AIM OF THE EXERCISE. Report how many lines contain "color"; state the number and nothing else.

--------------------------------

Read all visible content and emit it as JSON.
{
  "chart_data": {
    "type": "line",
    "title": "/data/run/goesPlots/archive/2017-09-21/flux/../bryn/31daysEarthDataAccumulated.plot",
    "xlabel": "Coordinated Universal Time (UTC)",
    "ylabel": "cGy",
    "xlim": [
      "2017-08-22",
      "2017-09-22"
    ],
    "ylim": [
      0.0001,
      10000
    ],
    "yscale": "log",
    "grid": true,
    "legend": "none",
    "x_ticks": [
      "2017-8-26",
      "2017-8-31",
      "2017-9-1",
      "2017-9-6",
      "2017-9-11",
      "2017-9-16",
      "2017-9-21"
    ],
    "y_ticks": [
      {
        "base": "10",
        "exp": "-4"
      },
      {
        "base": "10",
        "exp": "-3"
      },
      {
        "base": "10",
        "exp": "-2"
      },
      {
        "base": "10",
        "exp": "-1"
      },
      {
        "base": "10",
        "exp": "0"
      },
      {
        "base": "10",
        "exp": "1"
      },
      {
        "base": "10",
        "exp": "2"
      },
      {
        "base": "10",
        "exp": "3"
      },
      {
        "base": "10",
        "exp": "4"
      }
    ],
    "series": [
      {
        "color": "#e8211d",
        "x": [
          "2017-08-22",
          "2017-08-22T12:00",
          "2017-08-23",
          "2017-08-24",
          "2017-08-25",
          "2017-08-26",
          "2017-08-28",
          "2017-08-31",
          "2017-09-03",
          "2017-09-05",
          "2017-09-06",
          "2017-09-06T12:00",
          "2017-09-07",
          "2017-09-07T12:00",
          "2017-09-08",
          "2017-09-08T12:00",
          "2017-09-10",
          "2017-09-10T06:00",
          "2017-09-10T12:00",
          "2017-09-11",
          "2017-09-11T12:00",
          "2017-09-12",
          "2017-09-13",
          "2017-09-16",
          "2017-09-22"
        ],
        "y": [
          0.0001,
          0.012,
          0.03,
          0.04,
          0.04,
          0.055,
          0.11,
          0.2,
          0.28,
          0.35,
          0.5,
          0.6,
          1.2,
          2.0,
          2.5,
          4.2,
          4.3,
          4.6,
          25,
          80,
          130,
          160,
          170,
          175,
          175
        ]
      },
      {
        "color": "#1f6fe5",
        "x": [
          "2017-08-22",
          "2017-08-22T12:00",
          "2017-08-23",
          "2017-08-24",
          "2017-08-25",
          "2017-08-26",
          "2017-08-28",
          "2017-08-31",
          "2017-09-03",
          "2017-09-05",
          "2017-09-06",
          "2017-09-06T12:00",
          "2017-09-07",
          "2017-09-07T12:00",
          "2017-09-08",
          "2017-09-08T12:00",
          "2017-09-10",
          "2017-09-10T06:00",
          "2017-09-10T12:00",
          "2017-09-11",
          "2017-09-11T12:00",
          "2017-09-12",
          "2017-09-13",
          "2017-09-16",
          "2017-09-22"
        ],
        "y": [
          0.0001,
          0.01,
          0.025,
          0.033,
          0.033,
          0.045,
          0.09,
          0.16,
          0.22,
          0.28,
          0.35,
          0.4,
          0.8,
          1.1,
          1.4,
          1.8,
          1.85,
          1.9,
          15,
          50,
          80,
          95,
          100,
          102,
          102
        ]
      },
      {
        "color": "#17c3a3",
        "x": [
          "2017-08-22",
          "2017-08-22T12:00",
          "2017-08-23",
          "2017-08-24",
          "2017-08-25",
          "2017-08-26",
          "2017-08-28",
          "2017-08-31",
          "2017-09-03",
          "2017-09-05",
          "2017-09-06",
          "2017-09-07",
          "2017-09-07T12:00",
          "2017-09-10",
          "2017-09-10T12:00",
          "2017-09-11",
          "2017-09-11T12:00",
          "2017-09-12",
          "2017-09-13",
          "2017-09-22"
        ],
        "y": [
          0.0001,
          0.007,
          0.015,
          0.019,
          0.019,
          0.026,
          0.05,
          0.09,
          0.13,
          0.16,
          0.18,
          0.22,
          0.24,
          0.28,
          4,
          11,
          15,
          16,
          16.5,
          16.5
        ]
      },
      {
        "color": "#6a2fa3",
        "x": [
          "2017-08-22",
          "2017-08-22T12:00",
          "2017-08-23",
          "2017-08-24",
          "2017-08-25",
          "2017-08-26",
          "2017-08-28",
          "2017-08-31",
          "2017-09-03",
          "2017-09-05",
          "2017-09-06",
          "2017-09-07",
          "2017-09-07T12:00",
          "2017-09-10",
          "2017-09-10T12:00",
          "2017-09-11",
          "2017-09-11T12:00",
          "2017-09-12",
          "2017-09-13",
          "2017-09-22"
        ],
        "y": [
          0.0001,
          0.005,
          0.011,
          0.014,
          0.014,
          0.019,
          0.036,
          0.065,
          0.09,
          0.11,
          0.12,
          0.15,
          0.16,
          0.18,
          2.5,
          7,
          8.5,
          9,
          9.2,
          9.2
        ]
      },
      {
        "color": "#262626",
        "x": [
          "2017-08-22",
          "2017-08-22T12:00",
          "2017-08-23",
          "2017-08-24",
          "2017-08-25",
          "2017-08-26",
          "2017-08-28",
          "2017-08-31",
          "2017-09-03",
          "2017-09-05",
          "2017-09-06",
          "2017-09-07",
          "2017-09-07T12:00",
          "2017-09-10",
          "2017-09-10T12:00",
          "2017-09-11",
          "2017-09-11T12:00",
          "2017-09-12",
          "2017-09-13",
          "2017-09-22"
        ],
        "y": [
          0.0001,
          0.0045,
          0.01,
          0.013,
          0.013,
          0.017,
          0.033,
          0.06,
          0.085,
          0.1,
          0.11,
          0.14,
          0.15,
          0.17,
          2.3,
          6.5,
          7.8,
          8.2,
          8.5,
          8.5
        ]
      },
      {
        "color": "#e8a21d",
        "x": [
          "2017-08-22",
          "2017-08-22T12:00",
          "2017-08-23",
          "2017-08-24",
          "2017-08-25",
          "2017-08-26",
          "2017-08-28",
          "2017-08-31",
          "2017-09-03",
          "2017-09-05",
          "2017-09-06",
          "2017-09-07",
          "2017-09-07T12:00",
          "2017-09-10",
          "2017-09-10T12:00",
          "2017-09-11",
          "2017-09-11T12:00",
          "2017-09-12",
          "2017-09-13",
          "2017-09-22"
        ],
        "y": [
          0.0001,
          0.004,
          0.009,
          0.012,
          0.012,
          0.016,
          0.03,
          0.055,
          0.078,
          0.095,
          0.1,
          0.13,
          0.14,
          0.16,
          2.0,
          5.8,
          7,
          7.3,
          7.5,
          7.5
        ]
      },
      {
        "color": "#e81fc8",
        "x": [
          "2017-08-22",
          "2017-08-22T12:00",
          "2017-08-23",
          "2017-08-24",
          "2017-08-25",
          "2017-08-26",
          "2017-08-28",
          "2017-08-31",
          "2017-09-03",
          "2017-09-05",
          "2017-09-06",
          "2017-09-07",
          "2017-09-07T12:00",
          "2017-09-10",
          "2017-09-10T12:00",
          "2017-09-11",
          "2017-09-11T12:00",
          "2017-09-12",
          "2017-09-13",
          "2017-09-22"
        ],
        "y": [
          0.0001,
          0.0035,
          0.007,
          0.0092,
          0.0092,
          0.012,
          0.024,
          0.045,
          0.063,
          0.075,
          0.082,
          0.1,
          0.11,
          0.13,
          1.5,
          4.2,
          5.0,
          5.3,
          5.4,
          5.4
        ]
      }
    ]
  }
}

--------------------------------

ANSWER TO THE PROBLEM. 7